## Stated exercise
Your task is to repeat the entries word for word while leaving out the pictures.

[Stored records]
-- Start --

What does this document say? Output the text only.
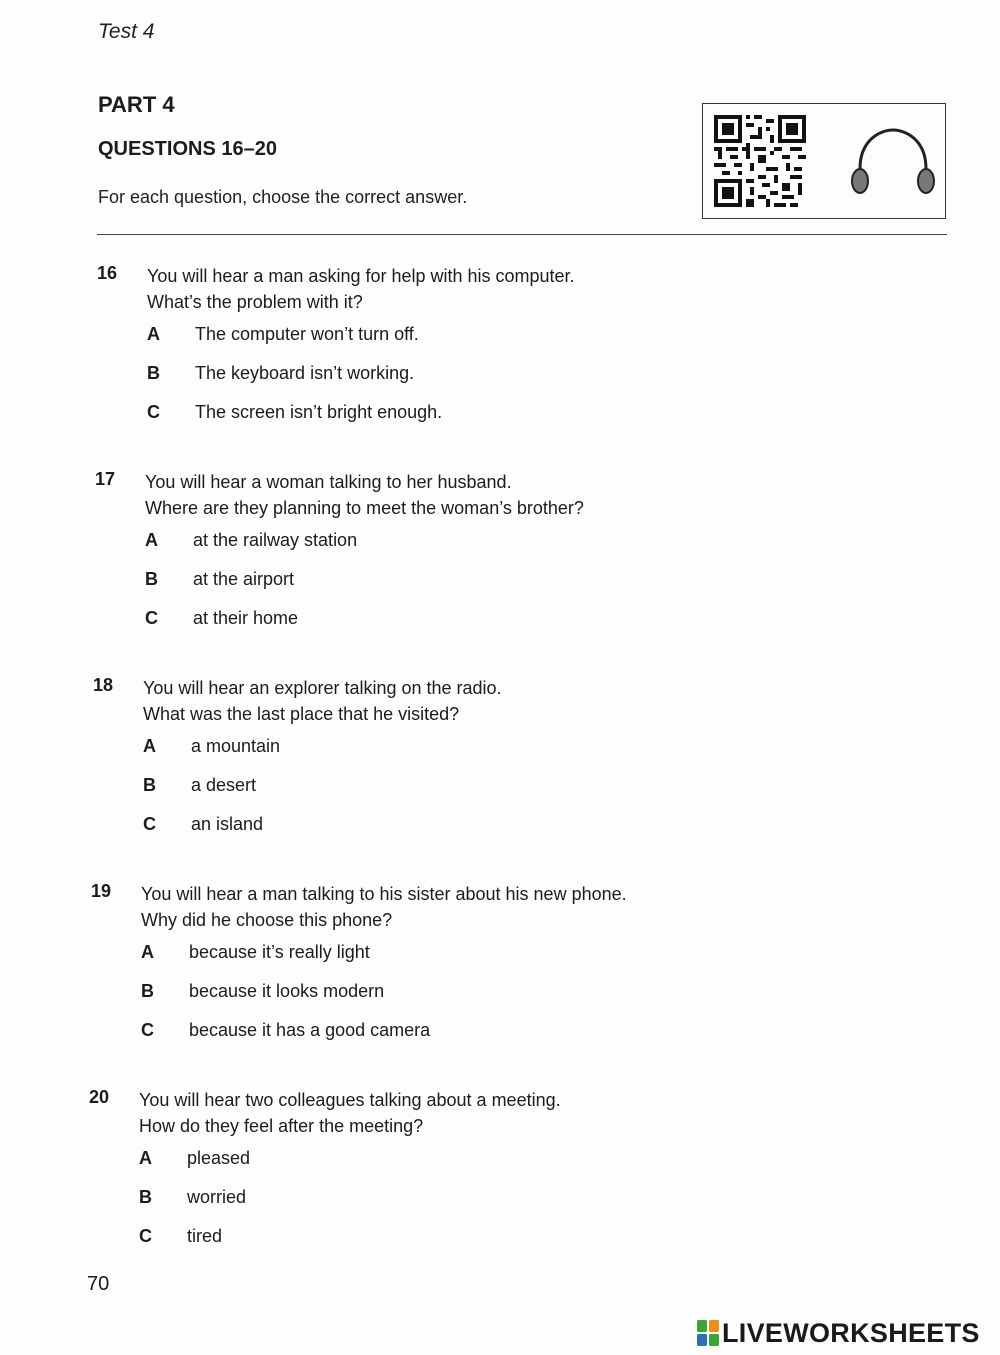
Test 4
PART 4
QUESTIONS 16–20
For each question, choose the correct answer.
16 You will hear a man asking for help with his computer.
What’s the problem with it?
A The computer won’t turn off.
B The keyboard isn’t working.
C The screen isn’t bright enough.
17 You will hear a woman talking to her husband.
Where are they planning to meet the woman’s brother?
A at the railway station
B at the airport
C at their home
18 You will hear an explorer talking on the radio.
What was the last place that he visited?
A a mountain
B a desert
C an island
19 You will hear a man talking to his sister about his new phone.
Why did he choose this phone?
A because it’s really light
B because it looks modern
C because it has a good camera
20 You will hear two colleagues talking about a meeting.
How do they feel after the meeting?
A pleased
B worried
C tired
70
LIVEWORKSHEETS
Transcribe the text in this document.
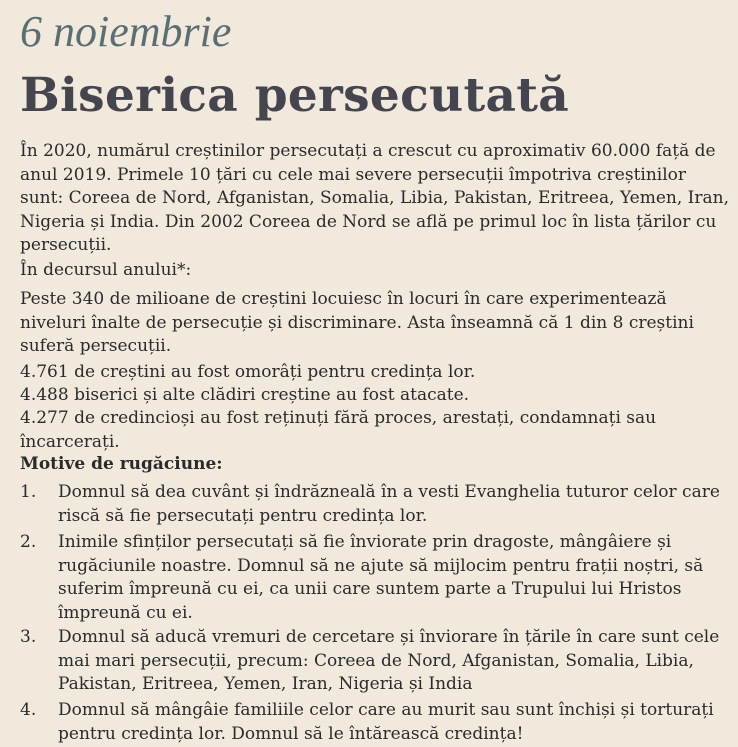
6 noiembrie
Biserica persecutată

În 2020, numărul creștinilor persecutați a crescut cu aproximativ 60.000 față de anul 2019. Primele 10 țări cu cele mai severe persecuții împotriva creștinilor sunt: Coreea de Nord, Afganistan, Somalia, Libia, Pakistan, Eritreea, Yemen, Iran, Nigeria și India. Din 2002 Coreea de Nord se află pe primul loc în lista țărilor cu persecuții.

În decursul anului*:

Peste 340 de milioane de creștini locuiesc în locuri în care experimentează niveluri înalte de persecuție și discriminare. Asta înseamnă că 1 din 8 creștini suferă persecuții.

4.761 de creștini au fost omorâți pentru credința lor.

4.488 biserici și alte clădiri creștine au fost atacate.

4.277 de credincioși au fost reținuți fără proces, arestați, condamnați sau încarcerați.

Motive de rugăciune:

1.	Domnul să dea cuvânt și îndrăzneală în a vesti Evanghelia tuturor celor care riscă să fie persecutați pentru credința lor.
2.	Inimile sfinților persecutați să fie înviorate prin dragoste, mângâiere și rugăciunile noastre. Domnul să ne ajute să mijlocim pentru frații noștri, să suferim împreună cu ei, ca unii care suntem parte a Trupului lui Hristos împreună cu ei.
3.	Domnul să aducă vremuri de cercetare și înviorare în țările în care sunt cele mai mari persecuții, precum: Coreea de Nord, Afganistan, Somalia, Libia, Pakistan, Eritreea, Yemen, Iran, Nigeria și India
4.	Domnul să mângâie familiile celor care au murit sau sunt închiși și torturați pentru credința lor. Domnul să le întărească credința!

-- End --

## Answer to the task
What does this document say? Output the text only.
Test 4
PART 4
QUESTIONS 16–20
For each question, choose the correct answer.
16 You will hear a man asking for help with his computer.
What’s the problem with it?
A The computer won’t turn off.
B The keyboard isn’t working.
C The screen isn’t bright enough.
17 You will hear a woman talking to her husband.
Where are they planning to meet the woman’s brother?
A at the railway station
B at the airport
C at their home
18 You will hear an explorer talking on the radio.
What was the last place that he visited?
A a mountain
B a desert
C an island
19 You will hear a man talking to his sister about his new phone.
Why did he choose this phone?
A because it’s really light
B because it looks modern
C because it has a good camera
20 You will hear two colleagues talking about a meeting.
How do they feel after the meeting?
A pleased
B worried
C tired
70
LIVEWORKSHEETS
Transcribe the text in this document.
6 noiembrie
Biserica persecutată

În 2020, numărul creștinilor persecutați a crescut cu aproximativ 60.000 față de anul 2019. Primele 10 țări cu cele mai severe persecuții împotriva creștinilor sunt: Coreea de Nord, Afganistan, Somalia, Libia, Pakistan, Eritreea, Yemen, Iran, Nigeria și India. Din 2002 Coreea de Nord se află pe primul loc în lista țărilor cu persecuții.

În decursul anului*:

Peste 340 de milioane de creștini locuiesc în locuri în care experimentează niveluri înalte de persecuție și discriminare. Asta înseamnă că 1 din 8 creștini suferă persecuții.

4.761 de creștini au fost omorâți pentru credința lor.

4.488 biserici și alte clădiri creștine au fost atacate.

4.277 de credincioși au fost reținuți fără proces, arestați, condamnați sau încarcerați.

Motive de rugăciune:

1.	Domnul să dea cuvânt și îndrăzneală în a vesti Evanghelia tuturor celor care riscă să fie persecutați pentru credința lor.
2.	Inimile sfinților persecutați să fie înviorate prin dragoste, mângâiere și rugăciunile noastre. Domnul să ne ajute să mijlocim pentru frații noștri, să suferim împreună cu ei, ca unii care suntem parte a Trupului lui Hristos împreună cu ei.
3.	Domnul să aducă vremuri de cercetare și înviorare în țările în care sunt cele mai mari persecuții, precum: Coreea de Nord, Afganistan, Somalia, Libia, Pakistan, Eritreea, Yemen, Iran, Nigeria și India
4.	Domnul să mângâie familiile celor care au murit sau sunt închiși și torturați pentru credința lor. Domnul să le întărească credința!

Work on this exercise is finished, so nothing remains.